## Job
Render every line of the records below as a Markdown table with two columns, Row and Line: number each line in Row and put its text in Line. Leave out blank lines and the pictures.

## Data provided
Start
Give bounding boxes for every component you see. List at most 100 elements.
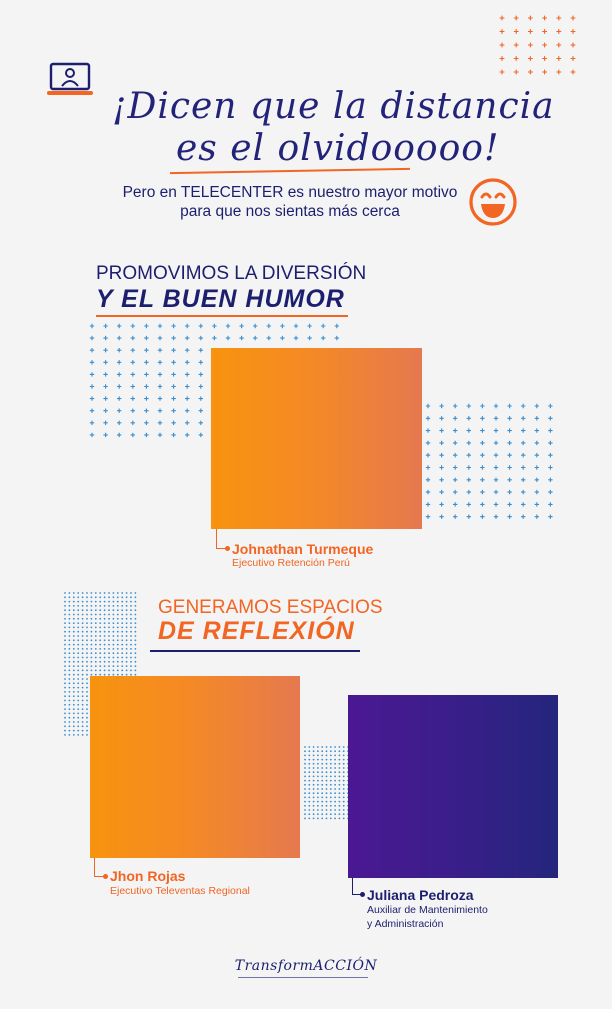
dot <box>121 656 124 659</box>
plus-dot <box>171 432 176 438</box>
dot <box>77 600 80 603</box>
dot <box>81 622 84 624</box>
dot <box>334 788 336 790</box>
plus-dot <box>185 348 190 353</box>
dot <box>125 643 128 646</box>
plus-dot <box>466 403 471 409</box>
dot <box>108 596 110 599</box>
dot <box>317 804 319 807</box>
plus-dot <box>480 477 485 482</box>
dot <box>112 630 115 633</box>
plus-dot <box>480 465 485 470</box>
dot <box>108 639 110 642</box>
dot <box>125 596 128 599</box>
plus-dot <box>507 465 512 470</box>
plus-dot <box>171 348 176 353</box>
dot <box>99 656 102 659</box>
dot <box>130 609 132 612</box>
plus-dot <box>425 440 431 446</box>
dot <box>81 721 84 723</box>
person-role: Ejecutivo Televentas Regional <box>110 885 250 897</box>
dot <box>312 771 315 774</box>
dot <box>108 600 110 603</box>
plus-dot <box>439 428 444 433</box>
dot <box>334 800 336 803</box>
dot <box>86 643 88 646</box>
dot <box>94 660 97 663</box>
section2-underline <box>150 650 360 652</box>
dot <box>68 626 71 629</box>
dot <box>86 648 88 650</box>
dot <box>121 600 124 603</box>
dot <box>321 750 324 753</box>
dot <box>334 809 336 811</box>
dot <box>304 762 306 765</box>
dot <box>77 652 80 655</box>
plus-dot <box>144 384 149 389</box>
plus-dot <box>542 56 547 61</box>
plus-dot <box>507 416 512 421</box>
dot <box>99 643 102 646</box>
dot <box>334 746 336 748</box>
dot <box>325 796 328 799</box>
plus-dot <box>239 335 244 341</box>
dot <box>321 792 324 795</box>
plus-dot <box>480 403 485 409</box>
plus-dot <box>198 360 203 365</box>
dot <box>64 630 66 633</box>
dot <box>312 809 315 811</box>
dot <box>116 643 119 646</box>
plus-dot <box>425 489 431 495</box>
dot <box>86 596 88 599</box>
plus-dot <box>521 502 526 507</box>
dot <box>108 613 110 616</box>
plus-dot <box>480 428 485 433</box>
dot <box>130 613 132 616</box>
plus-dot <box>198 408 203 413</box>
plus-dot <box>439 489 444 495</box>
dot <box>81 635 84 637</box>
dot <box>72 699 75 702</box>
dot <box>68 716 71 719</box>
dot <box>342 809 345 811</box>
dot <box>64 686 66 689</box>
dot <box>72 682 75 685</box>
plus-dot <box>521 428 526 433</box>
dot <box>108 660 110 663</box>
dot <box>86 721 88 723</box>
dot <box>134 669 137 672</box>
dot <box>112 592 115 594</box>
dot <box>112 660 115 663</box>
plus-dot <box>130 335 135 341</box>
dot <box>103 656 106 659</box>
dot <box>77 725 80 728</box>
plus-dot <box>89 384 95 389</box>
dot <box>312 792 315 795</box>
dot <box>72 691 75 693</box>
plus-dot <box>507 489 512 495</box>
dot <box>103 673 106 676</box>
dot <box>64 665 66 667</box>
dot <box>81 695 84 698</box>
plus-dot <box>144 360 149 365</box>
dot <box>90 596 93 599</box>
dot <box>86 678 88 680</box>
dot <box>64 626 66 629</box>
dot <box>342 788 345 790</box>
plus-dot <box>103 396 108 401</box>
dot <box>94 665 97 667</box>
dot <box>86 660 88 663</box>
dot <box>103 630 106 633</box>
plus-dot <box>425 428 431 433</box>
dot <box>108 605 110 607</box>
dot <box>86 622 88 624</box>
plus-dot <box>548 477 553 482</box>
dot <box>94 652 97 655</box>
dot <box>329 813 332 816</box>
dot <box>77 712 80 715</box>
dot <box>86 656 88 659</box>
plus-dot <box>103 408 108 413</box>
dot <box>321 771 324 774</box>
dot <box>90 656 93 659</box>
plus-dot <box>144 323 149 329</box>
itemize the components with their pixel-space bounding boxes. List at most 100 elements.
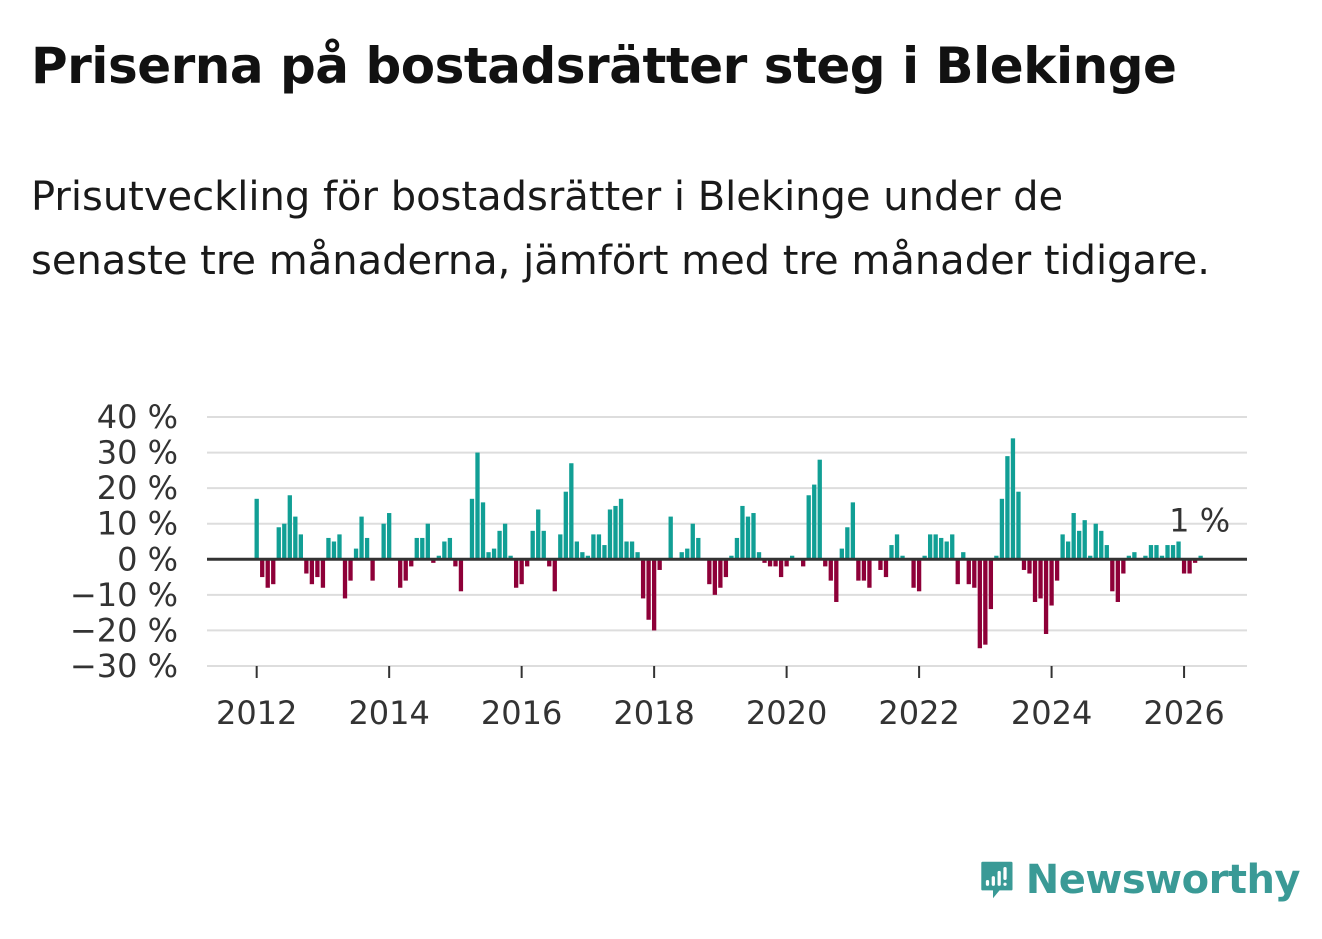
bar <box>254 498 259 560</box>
End
## Expected output
| Row | Line |
|---|---|
| 1 | Give bounding boxes for every component you see. List at most 100 elements. |
| 2 | dot <box>121 656 124 659</box> |
| 3 | plus-dot <box>171 432 176 438</box> |
| 4 | dot <box>77 600 80 603</box> |
| 5 | dot <box>81 622 84 624</box> |
| 6 | dot <box>334 788 336 790</box> |
| 7 | plus-dot <box>185 348 190 353</box> |
| 8 | dot <box>125 643 128 646</box> |
| 9 | plus-dot <box>466 403 471 409</box> |
| 10 | dot <box>108 596 110 599</box> |
| 11 | dot <box>317 804 319 807</box> |
| 12 | plus-dot <box>480 477 485 482</box> |
| 13 | dot <box>112 630 115 633</box> |
| 14 | plus-dot <box>480 465 485 470</box> |
| 15 | dot <box>108 639 110 642</box> |
| 16 | dot <box>125 596 128 599</box> |
| 17 | plus-dot <box>507 465 512 470</box> |
| 18 | plus-dot <box>171 348 176 353</box> |
| 19 | dot <box>99 656 102 659</box> |
| 20 | dot <box>130 609 132 612</box> |
| 21 | plus-dot <box>425 440 431 446</box> |
| 22 | dot <box>81 721 84 723</box> |
| 23 | person-role: Ejecutivo Televentas Regional <box>110 885 250 897</box> |
| 24 | dot <box>312 771 315 774</box> |
| 25 | dot <box>108 600 110 603</box> |
| 26 | plus-dot <box>439 428 444 433</box> |
| 27 | dot <box>334 800 336 803</box> |
| 28 | dot <box>86 643 88 646</box> |
| 29 | dot <box>94 660 97 663</box> |
| 30 | section2-underline <box>150 650 360 652</box> |
| 31 | dot <box>68 626 71 629</box> |
| 32 | dot <box>86 648 88 650</box> |
| 33 | dot <box>121 600 124 603</box> |
| 34 | dot <box>321 750 324 753</box> |
| 35 | dot <box>334 809 336 811</box> |
| 36 | dot <box>304 762 306 765</box> |
| 37 | dot <box>77 652 80 655</box> |
| 38 | plus-dot <box>144 384 149 389</box> |
| 39 | plus-dot <box>542 56 547 61</box> |
| 40 | plus-dot <box>507 416 512 421</box> |
| 41 | dot <box>99 643 102 646</box> |
| 42 | dot <box>334 746 336 748</box> |
| 43 | dot <box>325 796 328 799</box> |
| 44 | plus-dot <box>239 335 244 341</box> |
| 45 | dot <box>321 792 324 795</box> |
| 46 | plus-dot <box>480 403 485 409</box> |
| 47 | plus-dot <box>198 360 203 365</box> |
| 48 | dot <box>64 630 66 633</box> |
| 49 | dot <box>312 809 315 811</box> |
| 50 | dot <box>116 643 119 646</box> |
| 51 | plus-dot <box>425 489 431 495</box> |
| 52 | dot <box>86 596 88 599</box> |
| 53 | plus-dot <box>521 502 526 507</box> |
| 54 | dot <box>108 613 110 616</box> |
| 55 | plus-dot <box>480 428 485 433</box> |
| 56 | dot <box>130 613 132 616</box> |
| 57 | plus-dot <box>198 408 203 413</box> |
| 58 | plus-dot <box>439 489 444 495</box> |
| 59 | dot <box>81 635 84 637</box> |
| 60 | dot <box>72 699 75 702</box> |
| 61 | dot <box>68 716 71 719</box> |
| 62 | dot <box>342 809 345 811</box> |
| 63 | dot <box>64 686 66 689</box> |
| 64 | dot <box>72 682 75 685</box> |
| 65 | plus-dot <box>521 428 526 433</box> |
| 66 | dot <box>108 660 110 663</box> |
| 67 | dot <box>86 721 88 723</box> |
| 68 | dot <box>134 669 137 672</box> |
| 69 | dot <box>112 592 115 594</box> |
| 70 | dot <box>112 660 115 663</box> |
| 71 | plus-dot <box>130 335 135 341</box> |
| 72 | dot <box>103 656 106 659</box> |
| 73 | dot <box>77 725 80 728</box> |
| 74 | plus-dot <box>89 384 95 389</box> |
| 75 | dot <box>312 792 315 795</box> |
| 76 | dot <box>72 691 75 693</box> |
| 77 | plus-dot <box>507 489 512 495</box> |
| 78 | dot <box>103 673 106 676</box> |
| 79 | dot <box>64 665 66 667</box> |
| 80 | dot <box>81 695 84 698</box> |
| 81 | plus-dot <box>144 360 149 365</box> |
| 82 | dot <box>90 596 93 599</box> |
| 83 | dot <box>86 678 88 680</box> |
| 84 | dot <box>64 626 66 629</box> |
| 85 | dot <box>342 788 345 790</box> |
| 86 | plus-dot <box>103 396 108 401</box> |
| 87 | dot <box>94 665 97 667</box> |
| 88 | dot <box>86 660 88 663</box> |
| 89 | dot <box>103 630 106 633</box> |
| 90 | plus-dot <box>425 428 431 433</box> |
| 91 | dot <box>108 605 110 607</box> |
| 92 | dot <box>86 622 88 624</box> |
| 93 | plus-dot <box>548 477 553 482</box> |
| 94 | dot <box>94 652 97 655</box> |
| 95 | dot <box>329 813 332 816</box> |
| 96 | dot <box>77 712 80 715</box> |
| 97 | dot <box>86 656 88 659</box> |
| 98 | plus-dot <box>103 408 108 413</box> |
| 99 | dot <box>321 771 324 774</box> |
| 100 | dot <box>90 656 93 659</box> |
| 101 | plus-dot <box>144 323 149 329</box> |
| 102 | itemize the components with their pixel-space bounding boxes. List at most 100 elements. |
| 103 | bar <box>254 498 259 560</box> |